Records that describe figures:
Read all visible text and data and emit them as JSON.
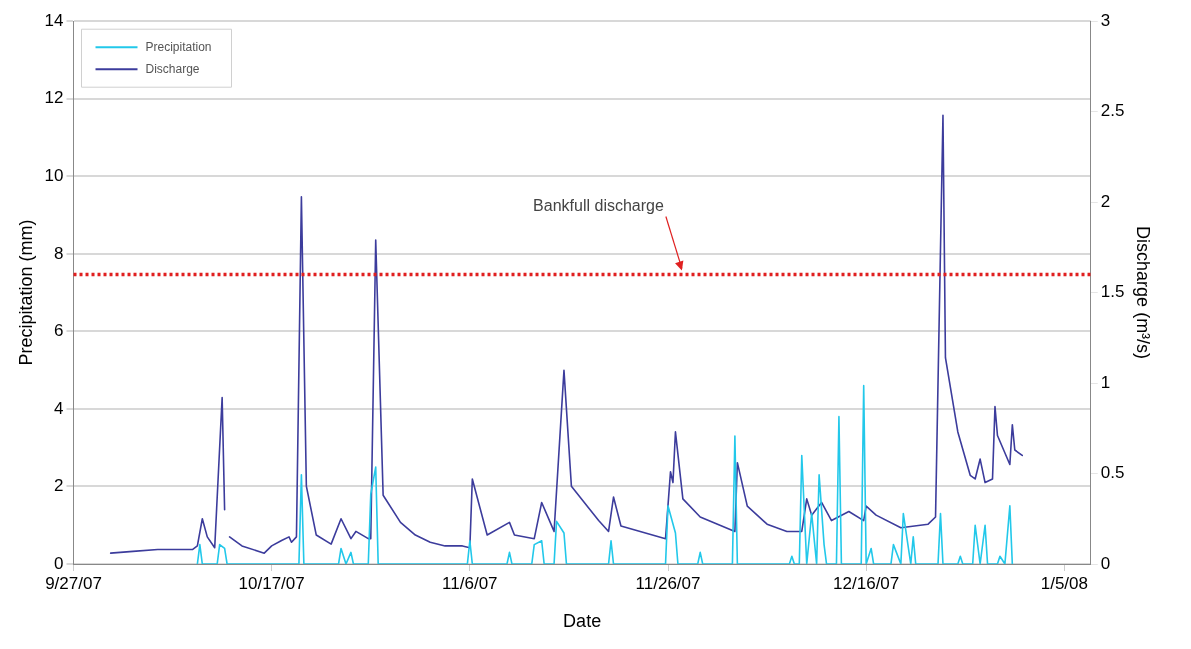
{
  "chart_data": {
    "type": "line",
    "xlabel": "Date",
    "ylabel": "Precipitation (mm)",
    "y2label": "Discharge (m³/s)",
    "xlim": [
      "2007-09-27",
      "2008-01-07T16:00"
    ],
    "xticks": [
      {
        "value": "2007-09-27",
        "label": "9/27/07"
      },
      {
        "value": "2007-10-17",
        "label": "10/17/07"
      },
      {
        "value": "2007-11-06",
        "label": "11/6/07"
      },
      {
        "value": "2007-11-26",
        "label": "11/26/07"
      },
      {
        "value": "2007-12-16",
        "label": "12/16/07"
      },
      {
        "value": "2008-01-05",
        "label": "1/5/08"
      }
    ],
    "ylim": [
      0,
      14
    ],
    "yticks": [
      0,
      2,
      4,
      6,
      8,
      10,
      12,
      14
    ],
    "y2lim": [
      0,
      3
    ],
    "y2ticks": [
      0,
      0.5,
      1,
      1.5,
      2,
      2.5,
      3
    ],
    "grid": "y",
    "legend": "top left",
    "marker": "none",
    "line_style": "solid",
    "ref_lines": [
      {
        "axis": "y2",
        "value": 1.6,
        "label": "Bankfull discharge",
        "color": "#e02020",
        "line_style": "dotted"
      }
    ],
    "series": [
      {
        "name": "Precipitation",
        "color": "#22c8ea",
        "axis": "y",
        "x": [
          "2007-10-09T12:00",
          "2007-10-09T18:00",
          "2007-10-10T00:00",
          "2007-10-11T12:00",
          "2007-10-11T18:00",
          "2007-10-12T06:00",
          "2007-10-12T12:00",
          "2007-10-19T18:00",
          "2007-10-20T00:00",
          "2007-10-20T06:00",
          "2007-10-23T18:00",
          "2007-10-24T00:00",
          "2007-10-24T12:00",
          "2007-10-25T00:00",
          "2007-10-25T06:00",
          "2007-10-26T18:00",
          "2007-10-27T00:00",
          "2007-10-27T12:00",
          "2007-10-27T18:00",
          "2007-11-05T18:00",
          "2007-11-06T00:00",
          "2007-11-06T06:00",
          "2007-11-09T18:00",
          "2007-11-10T00:00",
          "2007-11-10T06:00",
          "2007-11-12T06:00",
          "2007-11-12T12:00",
          "2007-11-13T06:00",
          "2007-11-13T12:00",
          "2007-11-14T12:00",
          "2007-11-14T18:00",
          "2007-11-15T12:00",
          "2007-11-15T18:00",
          "2007-11-20T00:00",
          "2007-11-20T06:00",
          "2007-11-20T12:00",
          "2007-11-25T18:00",
          "2007-11-26T00:00",
          "2007-11-26T18:00",
          "2007-11-27T00:00",
          "2007-11-29T00:00",
          "2007-11-29T06:00",
          "2007-11-29T12:00",
          "2007-12-02T12:00",
          "2007-12-02T18:00",
          "2007-12-03T00:00",
          "2007-12-08T06:00",
          "2007-12-08T12:00",
          "2007-12-08T18:00",
          "2007-12-09T06:00",
          "2007-12-09T12:00",
          "2007-12-10T00:00",
          "2007-12-10T12:00",
          "2007-12-11T00:00",
          "2007-12-11T06:00",
          "2007-12-11T18:00",
          "2007-12-12T00:00",
          "2007-12-13T00:00",
          "2007-12-13T06:00",
          "2007-12-13T12:00",
          "2007-12-15T12:00",
          "2007-12-15T18:00",
          "2007-12-16T00:00",
          "2007-12-16T12:00",
          "2007-12-16T18:00",
          "2007-12-18T12:00",
          "2007-12-18T18:00",
          "2007-12-19T12:00",
          "2007-12-19T18:00",
          "2007-12-20T12:00",
          "2007-12-20T18:00",
          "2007-12-21T00:00",
          "2007-12-23T06:00",
          "2007-12-23T12:00",
          "2007-12-23T18:00",
          "2007-12-25T06:00",
          "2007-12-25T12:00",
          "2007-12-25T18:00",
          "2007-12-26T18:00",
          "2007-12-27T00:00",
          "2007-12-27T12:00",
          "2007-12-28T00:00",
          "2007-12-28T06:00",
          "2007-12-29T06:00",
          "2007-12-29T12:00",
          "2007-12-30T00:00",
          "2007-12-30T12:00",
          "2007-12-30T18:00"
        ],
        "values": [
          0,
          0.5,
          0,
          0,
          0.5,
          0.4,
          0,
          0,
          2.3,
          0,
          0,
          0.4,
          0,
          0.3,
          0,
          0,
          1.8,
          2.5,
          0,
          0,
          0.6,
          0,
          0,
          0.3,
          0,
          0,
          0.5,
          0.6,
          0,
          0,
          1.1,
          0.8,
          0,
          0,
          0.6,
          0,
          0,
          1.5,
          0.8,
          0,
          0,
          0.3,
          0,
          0,
          3.3,
          0,
          0,
          0.2,
          0,
          0,
          2.8,
          0,
          1.3,
          0,
          2.3,
          0.5,
          0,
          0,
          3.8,
          0,
          0,
          4.6,
          0,
          0.4,
          0,
          0,
          0.5,
          0,
          1.3,
          0,
          0.7,
          0,
          0,
          1.3,
          0,
          0,
          0.2,
          0,
          0,
          1,
          0,
          1,
          0,
          0,
          0.2,
          0,
          1.5,
          0
        ]
      },
      {
        "name": "Discharge",
        "color": "#3c3c9c",
        "axis": "y2",
        "x": [
          "2007-09-30T18:00",
          "2007-10-03T00:00",
          "2007-10-05T12:00",
          "2007-10-09T00:00",
          "2007-10-09T12:00",
          "2007-10-10T00:00",
          "2007-10-10T12:00",
          "2007-10-11T06:00",
          "2007-10-12T00:00",
          "2007-10-12T06:00",
          "2007-10-12T12:00",
          "2007-10-12T18:00",
          "2007-10-14T00:00",
          "2007-10-16T06:00",
          "2007-10-17T00:00",
          "2007-10-18T00:00",
          "2007-10-18T18:00",
          "2007-10-19T00:00",
          "2007-10-19T12:00",
          "2007-10-20T00:00",
          "2007-10-20T12:00",
          "2007-10-21T12:00",
          "2007-10-23T00:00",
          "2007-10-24T00:00",
          "2007-10-25T00:00",
          "2007-10-25T12:00",
          "2007-10-26T18:00",
          "2007-10-27T00:00",
          "2007-10-27T12:00",
          "2007-10-28T06:00",
          "2007-10-30T00:00",
          "2007-10-31T12:00",
          "2007-11-02T00:00",
          "2007-11-03T12:00",
          "2007-11-05T06:00",
          "2007-11-06T00:00",
          "2007-11-06T06:00",
          "2007-11-07T18:00",
          "2007-11-10T00:00",
          "2007-11-10T12:00",
          "2007-11-12T12:00",
          "2007-11-13T06:00",
          "2007-11-14T12:00",
          "2007-11-15T12:00",
          "2007-11-16T06:00",
          "2007-11-19T00:00",
          "2007-11-20T00:00",
          "2007-11-20T12:00",
          "2007-11-21T06:00",
          "2007-11-25T18:00",
          "2007-11-26T06:00",
          "2007-11-26T12:00",
          "2007-11-26T18:00",
          "2007-11-27T12:00",
          "2007-11-29T06:00",
          "2007-12-02T18:00",
          "2007-12-03T00:00",
          "2007-12-04T00:00",
          "2007-12-06T00:00",
          "2007-12-08T00:00",
          "2007-12-09T12:00",
          "2007-12-10T00:00",
          "2007-12-10T12:00",
          "2007-12-11T12:00",
          "2007-12-12T12:00",
          "2007-12-14T06:00",
          "2007-12-15T18:00",
          "2007-12-16T00:00",
          "2007-12-17T00:00",
          "2007-12-19T12:00",
          "2007-12-22T06:00",
          "2007-12-23T00:00",
          "2007-12-23T18:00",
          "2007-12-24T00:00",
          "2007-12-25T06:00",
          "2007-12-26T12:00",
          "2007-12-27T00:00",
          "2007-12-27T12:00",
          "2007-12-28T00:00",
          "2007-12-28T18:00",
          "2007-12-29T00:00",
          "2007-12-29T06:00",
          "2007-12-30T12:00",
          "2007-12-30T18:00",
          "2007-12-31T00:00",
          "2007-12-31T18:00"
        ],
        "values": [
          0.06,
          0.07,
          0.08,
          0.08,
          0.1,
          0.25,
          0.15,
          0.09,
          0.92,
          0.3,
          null,
          0.15,
          0.1,
          0.06,
          0.1,
          0.13,
          0.15,
          0.12,
          0.15,
          2.03,
          0.43,
          0.16,
          0.11,
          0.25,
          0.14,
          0.18,
          0.14,
          0.14,
          1.79,
          0.38,
          0.23,
          0.16,
          0.12,
          0.1,
          0.1,
          0.09,
          0.47,
          0.16,
          0.23,
          0.16,
          0.14,
          0.34,
          0.18,
          1.07,
          0.43,
          0.24,
          0.18,
          0.37,
          0.21,
          0.14,
          0.51,
          0.45,
          0.73,
          0.36,
          0.26,
          0.18,
          0.56,
          0.32,
          0.22,
          0.18,
          0.18,
          0.36,
          0.27,
          0.34,
          0.24,
          0.29,
          0.24,
          0.32,
          0.27,
          0.2,
          0.22,
          0.26,
          2.48,
          1.14,
          0.73,
          0.49,
          0.47,
          0.58,
          0.45,
          0.47,
          0.87,
          0.71,
          0.55,
          0.77,
          0.63,
          0.6
        ]
      }
    ]
  }
}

What to produce> Copy every line in the entries above that has the string "name" in it.

Answer below>
        "name": "Precipitation",
        "name": "Discharge",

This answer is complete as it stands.